--- Requirement ---
Print every entry exactly as written.

[Figure content listings]
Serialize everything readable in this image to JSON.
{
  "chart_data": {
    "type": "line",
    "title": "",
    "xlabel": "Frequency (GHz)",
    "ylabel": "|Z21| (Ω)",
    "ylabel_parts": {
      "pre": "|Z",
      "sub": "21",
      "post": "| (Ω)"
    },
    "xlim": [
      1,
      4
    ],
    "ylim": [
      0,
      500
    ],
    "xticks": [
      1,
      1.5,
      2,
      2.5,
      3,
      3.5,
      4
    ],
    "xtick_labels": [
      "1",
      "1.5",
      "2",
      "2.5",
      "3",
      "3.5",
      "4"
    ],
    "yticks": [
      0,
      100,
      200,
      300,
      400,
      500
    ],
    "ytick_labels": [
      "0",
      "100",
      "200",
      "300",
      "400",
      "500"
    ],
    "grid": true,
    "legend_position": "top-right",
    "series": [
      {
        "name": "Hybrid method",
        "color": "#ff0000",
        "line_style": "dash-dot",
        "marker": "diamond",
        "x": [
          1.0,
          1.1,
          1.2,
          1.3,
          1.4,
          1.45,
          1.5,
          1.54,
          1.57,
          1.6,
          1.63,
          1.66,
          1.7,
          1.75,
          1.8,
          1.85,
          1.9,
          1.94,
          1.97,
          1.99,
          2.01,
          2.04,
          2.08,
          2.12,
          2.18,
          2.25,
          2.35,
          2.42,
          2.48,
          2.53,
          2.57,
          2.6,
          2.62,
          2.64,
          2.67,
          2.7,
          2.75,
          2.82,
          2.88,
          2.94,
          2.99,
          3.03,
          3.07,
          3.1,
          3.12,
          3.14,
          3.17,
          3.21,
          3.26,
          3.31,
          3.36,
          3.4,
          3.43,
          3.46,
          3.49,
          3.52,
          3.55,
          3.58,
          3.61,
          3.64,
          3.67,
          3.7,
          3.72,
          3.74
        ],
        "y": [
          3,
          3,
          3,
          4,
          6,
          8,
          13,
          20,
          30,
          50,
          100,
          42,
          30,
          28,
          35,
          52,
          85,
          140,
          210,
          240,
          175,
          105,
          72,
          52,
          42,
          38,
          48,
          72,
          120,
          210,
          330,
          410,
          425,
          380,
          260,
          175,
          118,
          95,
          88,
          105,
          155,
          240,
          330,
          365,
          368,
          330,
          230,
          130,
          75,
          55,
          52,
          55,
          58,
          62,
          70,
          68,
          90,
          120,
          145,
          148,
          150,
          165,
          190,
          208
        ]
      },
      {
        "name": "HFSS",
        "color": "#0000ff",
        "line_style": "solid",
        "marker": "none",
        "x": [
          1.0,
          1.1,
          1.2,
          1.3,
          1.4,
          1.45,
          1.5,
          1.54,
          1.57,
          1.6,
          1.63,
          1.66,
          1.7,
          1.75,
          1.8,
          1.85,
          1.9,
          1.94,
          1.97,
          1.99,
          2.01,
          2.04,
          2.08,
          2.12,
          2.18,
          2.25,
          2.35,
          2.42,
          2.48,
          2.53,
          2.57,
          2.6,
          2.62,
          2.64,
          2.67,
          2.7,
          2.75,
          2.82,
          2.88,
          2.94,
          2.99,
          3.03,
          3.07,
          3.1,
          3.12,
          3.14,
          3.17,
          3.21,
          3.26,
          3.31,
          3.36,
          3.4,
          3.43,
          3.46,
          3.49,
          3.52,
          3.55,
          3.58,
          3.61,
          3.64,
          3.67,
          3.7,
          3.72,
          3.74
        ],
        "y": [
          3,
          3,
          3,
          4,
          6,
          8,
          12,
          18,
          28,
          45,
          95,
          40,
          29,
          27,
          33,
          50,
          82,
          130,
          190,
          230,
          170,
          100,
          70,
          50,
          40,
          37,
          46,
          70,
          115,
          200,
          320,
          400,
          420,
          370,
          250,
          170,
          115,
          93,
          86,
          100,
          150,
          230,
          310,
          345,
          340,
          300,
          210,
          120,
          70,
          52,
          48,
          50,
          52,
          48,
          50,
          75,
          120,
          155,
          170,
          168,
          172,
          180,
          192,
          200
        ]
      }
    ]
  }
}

--- Answer to this task ---
Serialize everything readable in this image to JSON.
{
  "chart_data": {
    "type": "line",
    "title": "",
    "xlabel": "Frequency (GHz)",
    "ylabel": "|Z21| (Ω)",
    "ylabel_parts": {
      "pre": "|Z",
      "sub": "21",
      "post": "| (Ω)"
    },
    "xlim": [
      1,
      4
    ],
    "ylim": [
      0,
      500
    ],
    "xticks": [
      1,
      1.5,
      2,
      2.5,
      3,
      3.5,
      4
    ],
    "xtick_labels": [
      "1",
      "1.5",
      "2",
      "2.5",
      "3",
      "3.5",
      "4"
    ],
    "yticks": [
      0,
      100,
      200,
      300,
      400,
      500
    ],
    "ytick_labels": [
      "0",
      "100",
      "200",
      "300",
      "400",
      "500"
    ],
    "grid": true,
    "legend_position": "top-right",
    "series": [
      {
        "name": "Hybrid method",
        "color": "#ff0000",
        "line_style": "dash-dot",
        "marker": "diamond",
        "x": [
          1.0,
          1.1,
          1.2,
          1.3,
          1.4,
          1.45,
          1.5,
          1.54,
          1.57,
          1.6,
          1.63,
          1.66,
          1.7,
          1.75,
          1.8,
          1.85,
          1.9,
          1.94,
          1.97,
          1.99,
          2.01,
          2.04,
          2.08,
          2.12,
          2.18,
          2.25,
          2.35,
          2.42,
          2.48,
          2.53,
          2.57,
          2.6,
          2.62,
          2.64,
          2.67,
          2.7,
          2.75,
          2.82,
          2.88,
          2.94,
          2.99,
          3.03,
          3.07,
          3.1,
          3.12,
          3.14,
          3.17,
          3.21,
          3.26,
          3.31,
          3.36,
          3.4,
          3.43,
          3.46,
          3.49,
          3.52,
          3.55,
          3.58,
          3.61,
          3.64,
          3.67,
          3.7,
          3.72,
          3.74
        ],
        "y": [
          3,
          3,
          3,
          4,
          6,
          8,
          13,
          20,
          30,
          50,
          100,
          42,
          30,
          28,
          35,
          52,
          85,
          140,
          210,
          240,
          175,
          105,
          72,
          52,
          42,
          38,
          48,
          72,
          120,
          210,
          330,
          410,
          425,
          380,
          260,
          175,
          118,
          95,
          88,
          105,
          155,
          240,
          330,
          365,
          368,
          330,
          230,
          130,
          75,
          55,
          52,
          55,
          58,
          62,
          70,
          68,
          90,
          120,
          145,
          148,
          150,
          165,
          190,
          208
        ]
      },
      {
        "name": "HFSS",
        "color": "#0000ff",
        "line_style": "solid",
        "marker": "none",
        "x": [
          1.0,
          1.1,
          1.2,
          1.3,
          1.4,
          1.45,
          1.5,
          1.54,
          1.57,
          1.6,
          1.63,
          1.66,
          1.7,
          1.75,
          1.8,
          1.85,
          1.9,
          1.94,
          1.97,
          1.99,
          2.01,
          2.04,
          2.08,
          2.12,
          2.18,
          2.25,
          2.35,
          2.42,
          2.48,
          2.53,
          2.57,
          2.6,
          2.62,
          2.64,
          2.67,
          2.7,
          2.75,
          2.82,
          2.88,
          2.94,
          2.99,
          3.03,
          3.07,
          3.1,
          3.12,
          3.14,
          3.17,
          3.21,
          3.26,
          3.31,
          3.36,
          3.4,
          3.43,
          3.46,
          3.49,
          3.52,
          3.55,
          3.58,
          3.61,
          3.64,
          3.67,
          3.7,
          3.72,
          3.74
        ],
        "y": [
          3,
          3,
          3,
          4,
          6,
          8,
          12,
          18,
          28,
          45,
          95,
          40,
          29,
          27,
          33,
          50,
          82,
          130,
          190,
          230,
          170,
          100,
          70,
          50,
          40,
          37,
          46,
          70,
          115,
          200,
          320,
          400,
          420,
          370,
          250,
          170,
          115,
          93,
          86,
          100,
          150,
          230,
          310,
          345,
          340,
          300,
          210,
          120,
          70,
          52,
          48,
          50,
          52,
          48,
          50,
          75,
          120,
          155,
          170,
          168,
          172,
          180,
          192,
          200
        ]
      }
    ]
  }
}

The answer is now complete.